== Data to use ==

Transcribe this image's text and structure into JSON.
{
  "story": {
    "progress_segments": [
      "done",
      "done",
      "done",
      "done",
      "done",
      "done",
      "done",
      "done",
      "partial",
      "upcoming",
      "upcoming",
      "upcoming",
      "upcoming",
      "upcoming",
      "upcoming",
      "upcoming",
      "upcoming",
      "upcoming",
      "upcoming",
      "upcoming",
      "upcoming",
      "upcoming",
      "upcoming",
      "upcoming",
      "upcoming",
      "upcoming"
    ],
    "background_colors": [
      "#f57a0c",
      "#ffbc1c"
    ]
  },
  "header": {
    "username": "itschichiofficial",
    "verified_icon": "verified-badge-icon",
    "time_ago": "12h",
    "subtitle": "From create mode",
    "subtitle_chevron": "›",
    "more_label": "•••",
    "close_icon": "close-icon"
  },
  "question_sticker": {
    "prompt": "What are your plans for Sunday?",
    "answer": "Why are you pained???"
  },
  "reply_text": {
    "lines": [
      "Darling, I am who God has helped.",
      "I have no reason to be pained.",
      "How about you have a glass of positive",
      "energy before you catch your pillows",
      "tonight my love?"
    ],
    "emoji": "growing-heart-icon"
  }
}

===
== Data to use ==

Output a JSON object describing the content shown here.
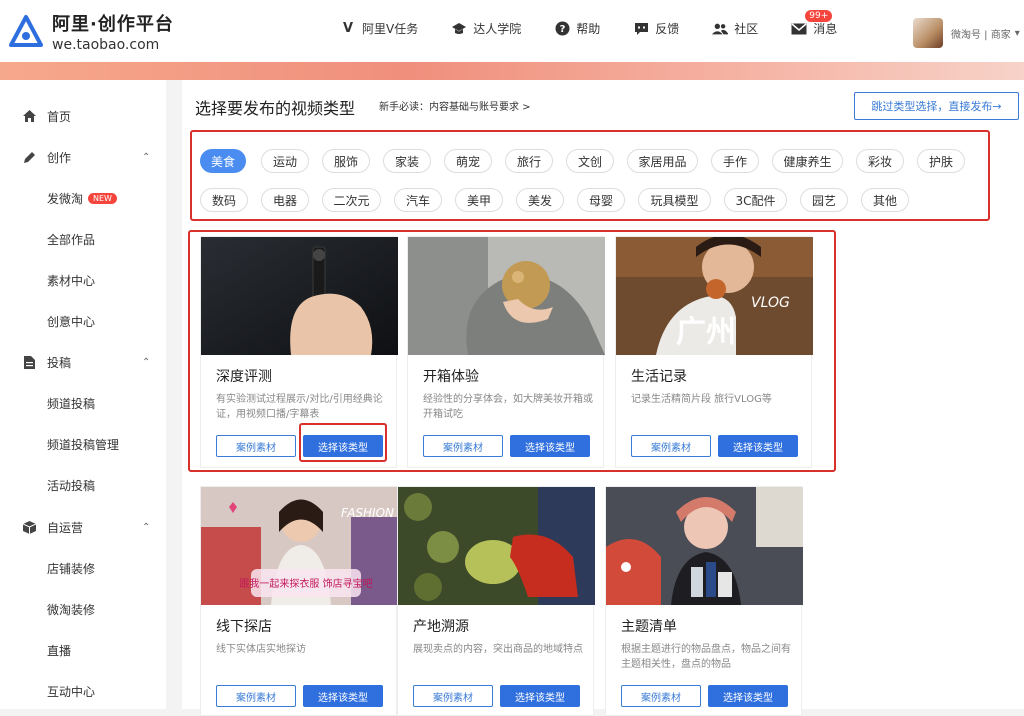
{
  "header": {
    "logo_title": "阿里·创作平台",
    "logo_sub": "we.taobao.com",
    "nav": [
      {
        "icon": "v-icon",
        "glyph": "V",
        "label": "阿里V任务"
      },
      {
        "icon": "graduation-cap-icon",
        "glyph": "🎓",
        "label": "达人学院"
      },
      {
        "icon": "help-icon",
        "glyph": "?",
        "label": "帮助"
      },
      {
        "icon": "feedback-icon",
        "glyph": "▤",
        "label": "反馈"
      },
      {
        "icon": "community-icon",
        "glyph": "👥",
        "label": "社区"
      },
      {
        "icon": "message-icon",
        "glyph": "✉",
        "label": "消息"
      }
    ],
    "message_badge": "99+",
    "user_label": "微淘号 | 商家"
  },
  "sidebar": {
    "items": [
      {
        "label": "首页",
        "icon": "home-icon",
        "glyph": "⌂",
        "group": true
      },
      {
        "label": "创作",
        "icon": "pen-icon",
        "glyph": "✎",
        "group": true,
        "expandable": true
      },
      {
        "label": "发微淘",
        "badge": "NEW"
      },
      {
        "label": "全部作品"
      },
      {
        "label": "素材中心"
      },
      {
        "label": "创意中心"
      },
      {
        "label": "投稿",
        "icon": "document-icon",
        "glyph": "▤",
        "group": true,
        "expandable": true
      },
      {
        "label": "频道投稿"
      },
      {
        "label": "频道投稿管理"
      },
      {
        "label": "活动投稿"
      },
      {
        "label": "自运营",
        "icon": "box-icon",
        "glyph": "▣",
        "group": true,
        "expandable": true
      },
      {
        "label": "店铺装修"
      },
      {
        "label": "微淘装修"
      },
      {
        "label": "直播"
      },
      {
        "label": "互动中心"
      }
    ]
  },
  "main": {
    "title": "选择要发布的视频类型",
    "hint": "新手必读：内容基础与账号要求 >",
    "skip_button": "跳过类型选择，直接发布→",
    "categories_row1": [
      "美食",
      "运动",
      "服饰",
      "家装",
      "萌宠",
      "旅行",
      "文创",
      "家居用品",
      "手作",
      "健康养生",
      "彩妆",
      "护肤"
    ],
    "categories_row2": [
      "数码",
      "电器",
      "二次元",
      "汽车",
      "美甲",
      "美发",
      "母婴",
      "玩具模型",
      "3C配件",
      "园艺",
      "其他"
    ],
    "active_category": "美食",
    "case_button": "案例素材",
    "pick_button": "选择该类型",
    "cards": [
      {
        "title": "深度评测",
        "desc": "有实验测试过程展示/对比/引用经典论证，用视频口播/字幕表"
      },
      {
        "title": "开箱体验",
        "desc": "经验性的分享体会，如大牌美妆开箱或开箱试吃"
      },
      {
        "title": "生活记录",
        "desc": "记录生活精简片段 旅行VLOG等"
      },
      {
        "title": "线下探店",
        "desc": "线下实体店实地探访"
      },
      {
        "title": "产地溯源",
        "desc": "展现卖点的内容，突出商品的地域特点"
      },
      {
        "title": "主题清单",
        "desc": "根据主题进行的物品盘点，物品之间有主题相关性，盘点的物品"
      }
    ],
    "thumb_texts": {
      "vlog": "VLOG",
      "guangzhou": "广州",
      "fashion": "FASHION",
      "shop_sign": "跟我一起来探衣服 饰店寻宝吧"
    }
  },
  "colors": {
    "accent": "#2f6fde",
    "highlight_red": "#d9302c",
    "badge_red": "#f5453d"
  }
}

===

*Work to be completed*: Gather each line of the records holding the string "have".

*Finished exercise*:
      "I have no reason to be pained.",
      "How about you have a glass of positive",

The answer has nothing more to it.